## Begin Listed entries

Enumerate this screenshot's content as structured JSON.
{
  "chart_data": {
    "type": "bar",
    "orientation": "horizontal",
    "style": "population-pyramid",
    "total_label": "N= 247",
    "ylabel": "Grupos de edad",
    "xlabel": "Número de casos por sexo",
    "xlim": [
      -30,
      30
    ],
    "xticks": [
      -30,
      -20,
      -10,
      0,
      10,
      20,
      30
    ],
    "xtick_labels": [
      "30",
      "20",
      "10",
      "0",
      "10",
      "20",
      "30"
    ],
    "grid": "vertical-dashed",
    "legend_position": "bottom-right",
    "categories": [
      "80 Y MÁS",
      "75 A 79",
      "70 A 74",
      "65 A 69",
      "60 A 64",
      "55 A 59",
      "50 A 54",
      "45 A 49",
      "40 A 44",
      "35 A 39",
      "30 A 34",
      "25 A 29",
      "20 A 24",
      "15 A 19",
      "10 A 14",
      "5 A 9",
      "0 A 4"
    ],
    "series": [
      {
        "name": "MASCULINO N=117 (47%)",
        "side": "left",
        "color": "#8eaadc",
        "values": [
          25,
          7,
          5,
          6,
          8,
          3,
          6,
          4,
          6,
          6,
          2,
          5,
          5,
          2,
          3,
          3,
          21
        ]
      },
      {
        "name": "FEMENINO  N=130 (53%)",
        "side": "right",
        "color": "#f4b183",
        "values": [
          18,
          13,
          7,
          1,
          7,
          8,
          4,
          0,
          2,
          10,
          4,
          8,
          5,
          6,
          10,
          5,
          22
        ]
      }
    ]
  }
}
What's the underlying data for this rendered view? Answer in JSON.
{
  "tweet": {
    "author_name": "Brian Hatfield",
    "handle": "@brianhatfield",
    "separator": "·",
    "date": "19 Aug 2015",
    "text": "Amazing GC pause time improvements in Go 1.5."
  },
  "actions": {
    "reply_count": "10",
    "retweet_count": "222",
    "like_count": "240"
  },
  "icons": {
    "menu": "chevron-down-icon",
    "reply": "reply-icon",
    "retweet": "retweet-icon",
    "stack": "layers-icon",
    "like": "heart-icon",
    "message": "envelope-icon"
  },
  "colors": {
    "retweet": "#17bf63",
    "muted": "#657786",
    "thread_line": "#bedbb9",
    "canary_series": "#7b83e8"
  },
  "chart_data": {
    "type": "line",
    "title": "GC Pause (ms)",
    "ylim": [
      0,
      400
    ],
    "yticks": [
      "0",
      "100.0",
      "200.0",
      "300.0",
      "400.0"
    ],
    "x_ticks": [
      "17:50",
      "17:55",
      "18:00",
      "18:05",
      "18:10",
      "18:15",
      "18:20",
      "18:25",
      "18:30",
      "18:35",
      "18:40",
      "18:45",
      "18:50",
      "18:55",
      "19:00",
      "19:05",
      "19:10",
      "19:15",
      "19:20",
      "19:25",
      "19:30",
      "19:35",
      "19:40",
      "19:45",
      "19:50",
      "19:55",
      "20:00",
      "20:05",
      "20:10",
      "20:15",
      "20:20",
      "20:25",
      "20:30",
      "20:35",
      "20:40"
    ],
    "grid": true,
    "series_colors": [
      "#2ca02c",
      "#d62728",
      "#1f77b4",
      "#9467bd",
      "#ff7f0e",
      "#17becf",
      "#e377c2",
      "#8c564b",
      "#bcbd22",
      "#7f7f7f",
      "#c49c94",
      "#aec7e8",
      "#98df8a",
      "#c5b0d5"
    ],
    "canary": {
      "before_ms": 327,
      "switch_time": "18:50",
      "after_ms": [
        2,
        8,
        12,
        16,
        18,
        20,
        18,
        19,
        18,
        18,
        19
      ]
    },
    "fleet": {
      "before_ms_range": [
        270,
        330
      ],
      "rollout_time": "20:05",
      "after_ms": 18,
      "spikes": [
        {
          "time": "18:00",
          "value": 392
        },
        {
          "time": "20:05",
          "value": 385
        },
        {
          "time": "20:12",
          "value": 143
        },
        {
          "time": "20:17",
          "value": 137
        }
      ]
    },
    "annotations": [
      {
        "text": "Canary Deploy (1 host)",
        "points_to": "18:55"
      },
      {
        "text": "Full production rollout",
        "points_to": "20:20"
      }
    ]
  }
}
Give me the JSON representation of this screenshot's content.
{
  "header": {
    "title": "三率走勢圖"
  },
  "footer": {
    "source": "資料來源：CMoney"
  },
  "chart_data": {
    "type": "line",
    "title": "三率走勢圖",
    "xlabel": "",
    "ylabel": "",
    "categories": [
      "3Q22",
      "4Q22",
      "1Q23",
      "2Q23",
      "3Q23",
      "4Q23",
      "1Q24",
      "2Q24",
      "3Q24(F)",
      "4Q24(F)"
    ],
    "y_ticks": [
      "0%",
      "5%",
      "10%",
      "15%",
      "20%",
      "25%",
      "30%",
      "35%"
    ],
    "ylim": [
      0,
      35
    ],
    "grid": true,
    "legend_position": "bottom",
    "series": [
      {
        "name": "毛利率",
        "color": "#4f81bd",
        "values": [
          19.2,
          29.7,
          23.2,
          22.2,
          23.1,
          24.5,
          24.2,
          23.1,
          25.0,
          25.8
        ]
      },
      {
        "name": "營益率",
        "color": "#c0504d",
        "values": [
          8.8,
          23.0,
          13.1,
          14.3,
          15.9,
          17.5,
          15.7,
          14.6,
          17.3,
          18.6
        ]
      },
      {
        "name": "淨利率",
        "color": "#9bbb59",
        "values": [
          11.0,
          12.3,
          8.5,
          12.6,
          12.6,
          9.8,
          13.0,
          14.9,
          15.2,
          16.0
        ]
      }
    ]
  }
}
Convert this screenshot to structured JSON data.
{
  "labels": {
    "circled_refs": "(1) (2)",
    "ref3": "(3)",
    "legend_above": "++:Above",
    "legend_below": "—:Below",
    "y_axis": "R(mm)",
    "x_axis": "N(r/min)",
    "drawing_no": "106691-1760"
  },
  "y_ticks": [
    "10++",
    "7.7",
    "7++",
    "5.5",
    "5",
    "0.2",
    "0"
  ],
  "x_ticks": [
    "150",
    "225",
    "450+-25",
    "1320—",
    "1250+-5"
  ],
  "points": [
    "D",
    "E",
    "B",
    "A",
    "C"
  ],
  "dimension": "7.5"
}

## End Listed entries

**Problem to work on**
Word for word, write out all of the data above.

**Answer to this exercise**
Enumerate this screenshot's content as structured JSON.
{
  "chart_data": {
    "type": "bar",
    "orientation": "horizontal",
    "style": "population-pyramid",
    "total_label": "N= 247",
    "ylabel": "Grupos de edad",
    "xlabel": "Número de casos por sexo",
    "xlim": [
      -30,
      30
    ],
    "xticks": [
      -30,
      -20,
      -10,
      0,
      10,
      20,
      30
    ],
    "xtick_labels": [
      "30",
      "20",
      "10",
      "0",
      "10",
      "20",
      "30"
    ],
    "grid": "vertical-dashed",
    "legend_position": "bottom-right",
    "categories": [
      "80 Y MÁS",
      "75 A 79",
      "70 A 74",
      "65 A 69",
      "60 A 64",
      "55 A 59",
      "50 A 54",
      "45 A 49",
      "40 A 44",
      "35 A 39",
      "30 A 34",
      "25 A 29",
      "20 A 24",
      "15 A 19",
      "10 A 14",
      "5 A 9",
      "0 A 4"
    ],
    "series": [
      {
        "name": "MASCULINO N=117 (47%)",
        "side": "left",
        "color": "#8eaadc",
        "values": [
          25,
          7,
          5,
          6,
          8,
          3,
          6,
          4,
          6,
          6,
          2,
          5,
          5,
          2,
          3,
          3,
          21
        ]
      },
      {
        "name": "FEMENINO  N=130 (53%)",
        "side": "right",
        "color": "#f4b183",
        "values": [
          18,
          13,
          7,
          1,
          7,
          8,
          4,
          0,
          2,
          10,
          4,
          8,
          5,
          6,
          10,
          5,
          22
        ]
      }
    ]
  }
}
What's the underlying data for this rendered view? Answer in JSON.
{
  "tweet": {
    "author_name": "Brian Hatfield",
    "handle": "@brianhatfield",
    "separator": "·",
    "date": "19 Aug 2015",
    "text": "Amazing GC pause time improvements in Go 1.5."
  },
  "actions": {
    "reply_count": "10",
    "retweet_count": "222",
    "like_count": "240"
  },
  "icons": {
    "menu": "chevron-down-icon",
    "reply": "reply-icon",
    "retweet": "retweet-icon",
    "stack": "layers-icon",
    "like": "heart-icon",
    "message": "envelope-icon"
  },
  "colors": {
    "retweet": "#17bf63",
    "muted": "#657786",
    "thread_line": "#bedbb9",
    "canary_series": "#7b83e8"
  },
  "chart_data": {
    "type": "line",
    "title": "GC Pause (ms)",
    "ylim": [
      0,
      400
    ],
    "yticks": [
      "0",
      "100.0",
      "200.0",
      "300.0",
      "400.0"
    ],
    "x_ticks": [
      "17:50",
      "17:55",
      "18:00",
      "18:05",
      "18:10",
      "18:15",
      "18:20",
      "18:25",
      "18:30",
      "18:35",
      "18:40",
      "18:45",
      "18:50",
      "18:55",
      "19:00",
      "19:05",
      "19:10",
      "19:15",
      "19:20",
      "19:25",
      "19:30",
      "19:35",
      "19:40",
      "19:45",
      "19:50",
      "19:55",
      "20:00",
      "20:05",
      "20:10",
      "20:15",
      "20:20",
      "20:25",
      "20:30",
      "20:35",
      "20:40"
    ],
    "grid": true,
    "series_colors": [
      "#2ca02c",
      "#d62728",
      "#1f77b4",
      "#9467bd",
      "#ff7f0e",
      "#17becf",
      "#e377c2",
      "#8c564b",
      "#bcbd22",
      "#7f7f7f",
      "#c49c94",
      "#aec7e8",
      "#98df8a",
      "#c5b0d5"
    ],
    "canary": {
      "before_ms": 327,
      "switch_time": "18:50",
      "after_ms": [
        2,
        8,
        12,
        16,
        18,
        20,
        18,
        19,
        18,
        18,
        19
      ]
    },
    "fleet": {
      "before_ms_range": [
        270,
        330
      ],
      "rollout_time": "20:05",
      "after_ms": 18,
      "spikes": [
        {
          "time": "18:00",
          "value": 392
        },
        {
          "time": "20:05",
          "value": 385
        },
        {
          "time": "20:12",
          "value": 143
        },
        {
          "time": "20:17",
          "value": 137
        }
      ]
    },
    "annotations": [
      {
        "text": "Canary Deploy (1 host)",
        "points_to": "18:55"
      },
      {
        "text": "Full production rollout",
        "points_to": "20:20"
      }
    ]
  }
}
Give me the JSON representation of this screenshot's content.
{
  "header": {
    "title": "三率走勢圖"
  },
  "footer": {
    "source": "資料來源：CMoney"
  },
  "chart_data": {
    "type": "line",
    "title": "三率走勢圖",
    "xlabel": "",
    "ylabel": "",
    "categories": [
      "3Q22",
      "4Q22",
      "1Q23",
      "2Q23",
      "3Q23",
      "4Q23",
      "1Q24",
      "2Q24",
      "3Q24(F)",
      "4Q24(F)"
    ],
    "y_ticks": [
      "0%",
      "5%",
      "10%",
      "15%",
      "20%",
      "25%",
      "30%",
      "35%"
    ],
    "ylim": [
      0,
      35
    ],
    "grid": true,
    "legend_position": "bottom",
    "series": [
      {
        "name": "毛利率",
        "color": "#4f81bd",
        "values": [
          19.2,
          29.7,
          23.2,
          22.2,
          23.1,
          24.5,
          24.2,
          23.1,
          25.0,
          25.8
        ]
      },
      {
        "name": "營益率",
        "color": "#c0504d",
        "values": [
          8.8,
          23.0,
          13.1,
          14.3,
          15.9,
          17.5,
          15.7,
          14.6,
          17.3,
          18.6
        ]
      },
      {
        "name": "淨利率",
        "color": "#9bbb59",
        "values": [
          11.0,
          12.3,
          8.5,
          12.6,
          12.6,
          9.8,
          13.0,
          14.9,
          15.2,
          16.0
        ]
      }
    ]
  }
}
Convert this screenshot to structured JSON data.
{
  "labels": {
    "circled_refs": "(1) (2)",
    "ref3": "(3)",
    "legend_above": "++:Above",
    "legend_below": "—:Below",
    "y_axis": "R(mm)",
    "x_axis": "N(r/min)",
    "drawing_no": "106691-1760"
  },
  "y_ticks": [
    "10++",
    "7.7",
    "7++",
    "5.5",
    "5",
    "0.2",
    "0"
  ],
  "x_ticks": [
    "150",
    "225",
    "450+-25",
    "1320—",
    "1250+-5"
  ],
  "points": [
    "D",
    "E",
    "B",
    "A",
    "C"
  ],
  "dimension": "7.5"
}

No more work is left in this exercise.